Task:
Write out the entries from their first line through the line containing "tree-item[interactable]: North Carolina Maps - Pamlico" as a JSON list of strings, one string per line, omitting any blank lines.

+++

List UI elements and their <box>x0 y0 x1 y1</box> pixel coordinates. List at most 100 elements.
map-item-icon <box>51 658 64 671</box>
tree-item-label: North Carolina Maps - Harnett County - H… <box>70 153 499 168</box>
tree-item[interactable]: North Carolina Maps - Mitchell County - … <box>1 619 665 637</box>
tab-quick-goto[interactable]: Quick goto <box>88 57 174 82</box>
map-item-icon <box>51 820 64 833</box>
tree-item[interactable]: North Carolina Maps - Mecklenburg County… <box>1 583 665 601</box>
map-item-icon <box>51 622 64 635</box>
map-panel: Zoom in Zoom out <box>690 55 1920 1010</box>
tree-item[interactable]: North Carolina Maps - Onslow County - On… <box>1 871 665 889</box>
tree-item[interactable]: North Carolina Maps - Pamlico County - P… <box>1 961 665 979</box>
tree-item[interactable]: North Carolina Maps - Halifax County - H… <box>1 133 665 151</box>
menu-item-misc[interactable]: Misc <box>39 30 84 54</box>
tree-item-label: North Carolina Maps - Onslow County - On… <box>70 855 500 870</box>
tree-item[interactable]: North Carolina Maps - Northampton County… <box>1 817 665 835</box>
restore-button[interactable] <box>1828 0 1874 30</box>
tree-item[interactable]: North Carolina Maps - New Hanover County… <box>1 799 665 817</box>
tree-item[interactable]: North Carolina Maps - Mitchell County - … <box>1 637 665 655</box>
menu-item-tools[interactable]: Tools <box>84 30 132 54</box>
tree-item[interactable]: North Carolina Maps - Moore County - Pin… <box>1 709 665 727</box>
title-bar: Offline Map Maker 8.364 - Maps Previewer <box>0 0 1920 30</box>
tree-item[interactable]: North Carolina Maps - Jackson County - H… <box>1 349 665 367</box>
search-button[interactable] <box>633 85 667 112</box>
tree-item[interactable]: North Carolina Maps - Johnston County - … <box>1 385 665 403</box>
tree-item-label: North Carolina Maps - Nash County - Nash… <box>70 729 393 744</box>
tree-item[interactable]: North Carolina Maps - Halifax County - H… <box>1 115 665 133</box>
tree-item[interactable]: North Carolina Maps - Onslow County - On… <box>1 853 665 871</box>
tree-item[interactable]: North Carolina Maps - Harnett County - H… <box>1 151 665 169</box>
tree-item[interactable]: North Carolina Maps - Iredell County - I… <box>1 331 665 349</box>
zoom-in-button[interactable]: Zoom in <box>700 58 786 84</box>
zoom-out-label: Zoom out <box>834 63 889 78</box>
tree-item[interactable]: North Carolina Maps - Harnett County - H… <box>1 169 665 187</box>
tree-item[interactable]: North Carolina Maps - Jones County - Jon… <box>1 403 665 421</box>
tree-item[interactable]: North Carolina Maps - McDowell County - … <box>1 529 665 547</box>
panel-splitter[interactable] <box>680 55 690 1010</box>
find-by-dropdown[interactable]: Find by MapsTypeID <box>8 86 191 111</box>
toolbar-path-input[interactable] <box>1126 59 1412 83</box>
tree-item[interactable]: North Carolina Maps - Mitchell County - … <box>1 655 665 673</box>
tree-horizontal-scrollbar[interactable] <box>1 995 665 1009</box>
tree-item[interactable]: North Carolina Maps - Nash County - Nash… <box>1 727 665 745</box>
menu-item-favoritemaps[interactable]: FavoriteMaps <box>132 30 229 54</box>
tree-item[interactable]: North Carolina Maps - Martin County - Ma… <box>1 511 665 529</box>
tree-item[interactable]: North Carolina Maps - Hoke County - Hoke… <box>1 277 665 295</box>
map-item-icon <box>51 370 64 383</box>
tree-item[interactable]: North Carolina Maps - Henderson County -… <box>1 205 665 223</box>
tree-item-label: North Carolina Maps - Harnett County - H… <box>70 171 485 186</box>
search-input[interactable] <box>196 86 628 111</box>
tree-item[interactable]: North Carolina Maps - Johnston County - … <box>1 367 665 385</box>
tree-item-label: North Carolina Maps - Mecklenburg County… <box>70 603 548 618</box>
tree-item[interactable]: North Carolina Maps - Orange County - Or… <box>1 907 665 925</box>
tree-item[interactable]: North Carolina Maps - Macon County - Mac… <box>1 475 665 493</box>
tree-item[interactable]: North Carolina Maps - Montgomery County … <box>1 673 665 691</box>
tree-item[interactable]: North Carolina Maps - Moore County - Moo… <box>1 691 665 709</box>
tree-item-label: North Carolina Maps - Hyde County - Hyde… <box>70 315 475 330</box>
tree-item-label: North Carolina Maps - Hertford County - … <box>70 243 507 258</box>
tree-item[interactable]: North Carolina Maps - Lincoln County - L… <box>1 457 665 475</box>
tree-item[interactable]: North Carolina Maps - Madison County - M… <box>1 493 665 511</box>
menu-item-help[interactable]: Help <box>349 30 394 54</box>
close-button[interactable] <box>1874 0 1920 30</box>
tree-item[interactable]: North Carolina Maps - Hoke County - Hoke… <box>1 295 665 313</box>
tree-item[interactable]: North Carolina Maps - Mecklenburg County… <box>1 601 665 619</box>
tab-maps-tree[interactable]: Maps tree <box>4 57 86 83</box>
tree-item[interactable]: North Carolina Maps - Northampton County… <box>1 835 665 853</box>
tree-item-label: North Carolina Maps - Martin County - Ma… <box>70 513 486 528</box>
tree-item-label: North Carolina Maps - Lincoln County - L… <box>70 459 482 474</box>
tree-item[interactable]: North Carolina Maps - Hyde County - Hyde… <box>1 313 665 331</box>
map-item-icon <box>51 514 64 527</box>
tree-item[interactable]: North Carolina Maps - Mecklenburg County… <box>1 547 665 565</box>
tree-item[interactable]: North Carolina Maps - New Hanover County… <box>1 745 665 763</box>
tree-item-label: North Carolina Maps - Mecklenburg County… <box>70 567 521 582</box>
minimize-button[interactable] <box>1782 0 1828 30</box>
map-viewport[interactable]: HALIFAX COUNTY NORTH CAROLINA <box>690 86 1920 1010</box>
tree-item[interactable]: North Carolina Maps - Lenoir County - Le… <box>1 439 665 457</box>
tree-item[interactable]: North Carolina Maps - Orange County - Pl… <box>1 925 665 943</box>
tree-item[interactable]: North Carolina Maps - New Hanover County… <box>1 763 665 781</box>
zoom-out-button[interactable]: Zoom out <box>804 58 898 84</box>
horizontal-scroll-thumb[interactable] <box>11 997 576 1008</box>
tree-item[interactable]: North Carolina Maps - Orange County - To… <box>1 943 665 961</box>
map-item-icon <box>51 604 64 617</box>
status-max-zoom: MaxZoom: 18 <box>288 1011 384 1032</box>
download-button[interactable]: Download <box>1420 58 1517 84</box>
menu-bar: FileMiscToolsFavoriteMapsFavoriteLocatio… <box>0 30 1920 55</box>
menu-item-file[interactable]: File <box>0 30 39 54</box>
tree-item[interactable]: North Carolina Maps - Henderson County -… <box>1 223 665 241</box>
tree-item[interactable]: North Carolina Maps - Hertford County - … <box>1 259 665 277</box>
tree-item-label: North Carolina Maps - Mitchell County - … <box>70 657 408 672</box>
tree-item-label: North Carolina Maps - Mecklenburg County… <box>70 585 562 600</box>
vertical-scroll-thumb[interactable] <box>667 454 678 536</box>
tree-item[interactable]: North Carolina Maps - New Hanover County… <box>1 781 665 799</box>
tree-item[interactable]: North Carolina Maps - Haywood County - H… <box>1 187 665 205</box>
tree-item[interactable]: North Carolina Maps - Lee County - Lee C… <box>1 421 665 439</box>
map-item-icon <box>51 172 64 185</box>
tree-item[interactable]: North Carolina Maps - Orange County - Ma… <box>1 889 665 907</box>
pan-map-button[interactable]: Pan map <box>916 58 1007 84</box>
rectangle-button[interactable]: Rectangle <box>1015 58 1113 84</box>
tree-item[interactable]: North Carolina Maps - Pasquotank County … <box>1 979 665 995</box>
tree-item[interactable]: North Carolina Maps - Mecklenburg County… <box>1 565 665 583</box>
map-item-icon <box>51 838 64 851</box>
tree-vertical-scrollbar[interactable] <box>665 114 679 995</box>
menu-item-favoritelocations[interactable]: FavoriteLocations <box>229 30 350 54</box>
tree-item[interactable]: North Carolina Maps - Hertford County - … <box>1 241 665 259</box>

+++

Written response:
[
  "List UI elements and their <box>x0 y0 x1 y1</box> pixel coordinates. List at most 100 elements.",
  "map-item-icon <box>51 658 64 671</box>",
  "tree-item-label: North Carolina Maps - Harnett County - H… <box>70 153 499 168</box>",
  "tree-item[interactable]: North Carolina Maps - Mitchell County - … <box>1 619 665 637</box>",
  "tab-quick-goto[interactable]: Quick goto <box>88 57 174 82</box>",
  "map-item-icon <box>51 820 64 833</box>",
  "tree-item[interactable]: North Carolina Maps - Mecklenburg County… <box>1 583 665 601</box>",
  "map-item-icon <box>51 622 64 635</box>",
  "map-panel: Zoom in Zoom out <box>690 55 1920 1010</box>",
  "tree-item[interactable]: North Carolina Maps - Onslow County - On… <box>1 871 665 889</box>",
  "tree-item[interactable]: North Carolina Maps - Pamlico County - P… <box>1 961 665 979</box>"
]